Output an exact reproduction of the data.

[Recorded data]
* start *
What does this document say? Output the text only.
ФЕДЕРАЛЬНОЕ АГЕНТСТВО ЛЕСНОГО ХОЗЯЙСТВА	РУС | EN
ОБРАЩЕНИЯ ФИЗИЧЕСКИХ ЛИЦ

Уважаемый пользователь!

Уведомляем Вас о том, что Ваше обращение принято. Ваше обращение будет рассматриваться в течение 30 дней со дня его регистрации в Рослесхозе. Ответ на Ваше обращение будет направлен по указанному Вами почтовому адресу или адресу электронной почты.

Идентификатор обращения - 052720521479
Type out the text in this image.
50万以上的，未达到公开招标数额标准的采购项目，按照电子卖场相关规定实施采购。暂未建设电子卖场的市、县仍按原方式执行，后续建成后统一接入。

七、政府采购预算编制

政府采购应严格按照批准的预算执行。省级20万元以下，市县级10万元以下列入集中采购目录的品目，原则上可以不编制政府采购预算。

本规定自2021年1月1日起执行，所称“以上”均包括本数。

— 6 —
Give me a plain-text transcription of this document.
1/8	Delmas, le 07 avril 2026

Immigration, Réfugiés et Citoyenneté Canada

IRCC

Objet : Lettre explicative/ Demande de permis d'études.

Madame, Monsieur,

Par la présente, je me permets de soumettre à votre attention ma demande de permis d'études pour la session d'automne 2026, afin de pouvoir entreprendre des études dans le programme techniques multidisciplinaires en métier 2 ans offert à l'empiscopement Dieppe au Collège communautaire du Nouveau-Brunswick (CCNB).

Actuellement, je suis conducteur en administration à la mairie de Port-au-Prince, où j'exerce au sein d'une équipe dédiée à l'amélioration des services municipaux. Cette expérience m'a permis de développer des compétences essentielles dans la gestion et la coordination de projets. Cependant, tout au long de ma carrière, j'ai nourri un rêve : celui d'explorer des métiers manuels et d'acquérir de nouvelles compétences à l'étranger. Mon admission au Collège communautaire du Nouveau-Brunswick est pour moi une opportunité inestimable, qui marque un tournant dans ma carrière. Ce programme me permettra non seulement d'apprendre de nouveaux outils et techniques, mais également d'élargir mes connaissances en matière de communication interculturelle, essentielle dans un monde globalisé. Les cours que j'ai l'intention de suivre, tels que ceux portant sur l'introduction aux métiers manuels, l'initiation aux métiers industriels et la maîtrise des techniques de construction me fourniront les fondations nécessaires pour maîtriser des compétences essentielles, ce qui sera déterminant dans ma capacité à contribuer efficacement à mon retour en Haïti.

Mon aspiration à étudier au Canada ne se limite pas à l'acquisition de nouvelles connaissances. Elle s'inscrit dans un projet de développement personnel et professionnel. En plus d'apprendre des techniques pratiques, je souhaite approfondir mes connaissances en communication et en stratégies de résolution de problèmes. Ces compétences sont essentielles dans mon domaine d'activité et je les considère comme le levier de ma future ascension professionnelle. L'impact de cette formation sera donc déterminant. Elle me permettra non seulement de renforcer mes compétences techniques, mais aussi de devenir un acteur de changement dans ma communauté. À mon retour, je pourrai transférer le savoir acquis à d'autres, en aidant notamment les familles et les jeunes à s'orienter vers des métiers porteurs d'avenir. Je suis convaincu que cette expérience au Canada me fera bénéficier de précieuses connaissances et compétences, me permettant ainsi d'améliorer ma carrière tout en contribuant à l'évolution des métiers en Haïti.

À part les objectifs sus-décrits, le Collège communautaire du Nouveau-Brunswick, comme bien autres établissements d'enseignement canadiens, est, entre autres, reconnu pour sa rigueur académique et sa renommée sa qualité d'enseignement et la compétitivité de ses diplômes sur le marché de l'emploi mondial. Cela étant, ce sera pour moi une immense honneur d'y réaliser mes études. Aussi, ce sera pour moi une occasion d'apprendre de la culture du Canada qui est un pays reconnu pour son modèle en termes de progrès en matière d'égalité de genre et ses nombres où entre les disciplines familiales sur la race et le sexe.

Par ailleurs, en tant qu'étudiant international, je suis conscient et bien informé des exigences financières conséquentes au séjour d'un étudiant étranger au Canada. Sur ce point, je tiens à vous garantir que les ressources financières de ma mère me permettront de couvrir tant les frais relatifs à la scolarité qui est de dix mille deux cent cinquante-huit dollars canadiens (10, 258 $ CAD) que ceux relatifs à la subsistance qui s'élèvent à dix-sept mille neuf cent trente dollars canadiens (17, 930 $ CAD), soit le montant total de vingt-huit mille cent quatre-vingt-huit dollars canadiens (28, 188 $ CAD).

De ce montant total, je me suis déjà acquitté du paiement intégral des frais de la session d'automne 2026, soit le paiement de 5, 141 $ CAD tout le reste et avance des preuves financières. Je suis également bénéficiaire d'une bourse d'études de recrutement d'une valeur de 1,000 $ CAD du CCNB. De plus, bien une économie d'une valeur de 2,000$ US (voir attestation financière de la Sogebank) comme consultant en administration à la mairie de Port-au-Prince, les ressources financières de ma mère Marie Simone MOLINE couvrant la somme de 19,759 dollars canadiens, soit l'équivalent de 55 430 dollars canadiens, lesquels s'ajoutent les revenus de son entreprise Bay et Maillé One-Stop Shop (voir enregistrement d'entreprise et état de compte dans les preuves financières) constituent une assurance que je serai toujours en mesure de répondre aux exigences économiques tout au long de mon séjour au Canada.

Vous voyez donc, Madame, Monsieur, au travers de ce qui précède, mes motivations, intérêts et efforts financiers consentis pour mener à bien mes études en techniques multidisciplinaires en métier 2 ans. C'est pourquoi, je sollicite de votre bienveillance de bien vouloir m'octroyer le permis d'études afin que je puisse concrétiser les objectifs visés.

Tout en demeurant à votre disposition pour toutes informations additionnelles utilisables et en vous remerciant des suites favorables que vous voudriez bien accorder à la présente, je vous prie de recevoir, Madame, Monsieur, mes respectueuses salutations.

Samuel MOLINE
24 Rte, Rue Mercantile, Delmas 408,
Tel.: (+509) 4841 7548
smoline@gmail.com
* end *
## TASK ANSWER
What does this document say? Output the text only.
ФЕДЕРАЛЬНОЕ АГЕНТСТВО ЛЕСНОГО ХОЗЯЙСТВА	РУС | EN
ОБРАЩЕНИЯ ФИЗИЧЕСКИХ ЛИЦ

Уважаемый пользователь!

Уведомляем Вас о том, что Ваше обращение принято. Ваше обращение будет рассматриваться в течение 30 дней со дня его регистрации в Рослесхозе. Ответ на Ваше обращение будет направлен по указанному Вами почтовому адресу или адресу электронной почты.

Идентификатор обращения - 052720521479
Type out the text in this image.
50万以上的，未达到公开招标数额标准的采购项目，按照电子卖场相关规定实施采购。暂未建设电子卖场的市、县仍按原方式执行，后续建成后统一接入。

七、政府采购预算编制

政府采购应严格按照批准的预算执行。省级20万元以下，市县级10万元以下列入集中采购目录的品目，原则上可以不编制政府采购预算。

本规定自2021年1月1日起执行，所称“以上”均包括本数。

— 6 —
Give me a plain-text transcription of this document.
1/8	Delmas, le 07 avril 2026

Immigration, Réfugiés et Citoyenneté Canada

IRCC

Objet : Lettre explicative/ Demande de permis d'études.

Madame, Monsieur,

Par la présente, je me permets de soumettre à votre attention ma demande de permis d'études pour la session d'automne 2026, afin de pouvoir entreprendre des études dans le programme techniques multidisciplinaires en métier 2 ans offert à l'empiscopement Dieppe au Collège communautaire du Nouveau-Brunswick (CCNB).

Actuellement, je suis conducteur en administration à la mairie de Port-au-Prince, où j'exerce au sein d'une équipe dédiée à l'amélioration des services municipaux. Cette expérience m'a permis de développer des compétences essentielles dans la gestion et la coordination de projets. Cependant, tout au long de ma carrière, j'ai nourri un rêve : celui d'explorer des métiers manuels et d'acquérir de nouvelles compétences à l'étranger. Mon admission au Collège communautaire du Nouveau-Brunswick est pour moi une opportunité inestimable, qui marque un tournant dans ma carrière. Ce programme me permettra non seulement d'apprendre de nouveaux outils et techniques, mais également d'élargir mes connaissances en matière de communication interculturelle, essentielle dans un monde globalisé. Les cours que j'ai l'intention de suivre, tels que ceux portant sur l'introduction aux métiers manuels, l'initiation aux métiers industriels et la maîtrise des techniques de construction me fourniront les fondations nécessaires pour maîtriser des compétences essentielles, ce qui sera déterminant dans ma capacité à contribuer efficacement à mon retour en Haïti.

Mon aspiration à étudier au Canada ne se limite pas à l'acquisition de nouvelles connaissances. Elle s'inscrit dans un projet de développement personnel et professionnel. En plus d'apprendre des techniques pratiques, je souhaite approfondir mes connaissances en communication et en stratégies de résolution de problèmes. Ces compétences sont essentielles dans mon domaine d'activité et je les considère comme le levier de ma future ascension professionnelle. L'impact de cette formation sera donc déterminant. Elle me permettra non seulement de renforcer mes compétences techniques, mais aussi de devenir un acteur de changement dans ma communauté. À mon retour, je pourrai transférer le savoir acquis à d'autres, en aidant notamment les familles et les jeunes à s'orienter vers des métiers porteurs d'avenir. Je suis convaincu que cette expérience au Canada me fera bénéficier de précieuses connaissances et compétences, me permettant ainsi d'améliorer ma carrière tout en contribuant à l'évolution des métiers en Haïti.

À part les objectifs sus-décrits, le Collège communautaire du Nouveau-Brunswick, comme bien autres établissements d'enseignement canadiens, est, entre autres, reconnu pour sa rigueur académique et sa renommée sa qualité d'enseignement et la compétitivité de ses diplômes sur le marché de l'emploi mondial. Cela étant, ce sera pour moi une immense honneur d'y réaliser mes études. Aussi, ce sera pour moi une occasion d'apprendre de la culture du Canada qui est un pays reconnu pour son modèle en termes de progrès en matière d'égalité de genre et ses nombres où entre les disciplines familiales sur la race et le sexe.

Par ailleurs, en tant qu'étudiant international, je suis conscient et bien informé des exigences financières conséquentes au séjour d'un étudiant étranger au Canada. Sur ce point, je tiens à vous garantir que les ressources financières de ma mère me permettront de couvrir tant les frais relatifs à la scolarité qui est de dix mille deux cent cinquante-huit dollars canadiens (10, 258 $ CAD) que ceux relatifs à la subsistance qui s'élèvent à dix-sept mille neuf cent trente dollars canadiens (17, 930 $ CAD), soit le montant total de vingt-huit mille cent quatre-vingt-huit dollars canadiens (28, 188 $ CAD).

De ce montant total, je me suis déjà acquitté du paiement intégral des frais de la session d'automne 2026, soit le paiement de 5, 141 $ CAD tout le reste et avance des preuves financières. Je suis également bénéficiaire d'une bourse d'études de recrutement d'une valeur de 1,000 $ CAD du CCNB. De plus, bien une économie d'une valeur de 2,000$ US (voir attestation financière de la Sogebank) comme consultant en administration à la mairie de Port-au-Prince, les ressources financières de ma mère Marie Simone MOLINE couvrant la somme de 19,759 dollars canadiens, soit l'équivalent de 55 430 dollars canadiens, lesquels s'ajoutent les revenus de son entreprise Bay et Maillé One-Stop Shop (voir enregistrement d'entreprise et état de compte dans les preuves financières) constituent une assurance que je serai toujours en mesure de répondre aux exigences économiques tout au long de mon séjour au Canada.

Vous voyez donc, Madame, Monsieur, au travers de ce qui précède, mes motivations, intérêts et efforts financiers consentis pour mener à bien mes études en techniques multidisciplinaires en métier 2 ans. C'est pourquoi, je sollicite de votre bienveillance de bien vouloir m'octroyer le permis d'études afin que je puisse concrétiser les objectifs visés.

Tout en demeurant à votre disposition pour toutes informations additionnelles utilisables et en vous remerciant des suites favorables que vous voudriez bien accorder à la présente, je vous prie de recevoir, Madame, Monsieur, mes respectueuses salutations.

Samuel MOLINE
24 Rte, Rue Mercantile, Delmas 408,
Tel.: (+509) 4841 7548
smoline@gmail.com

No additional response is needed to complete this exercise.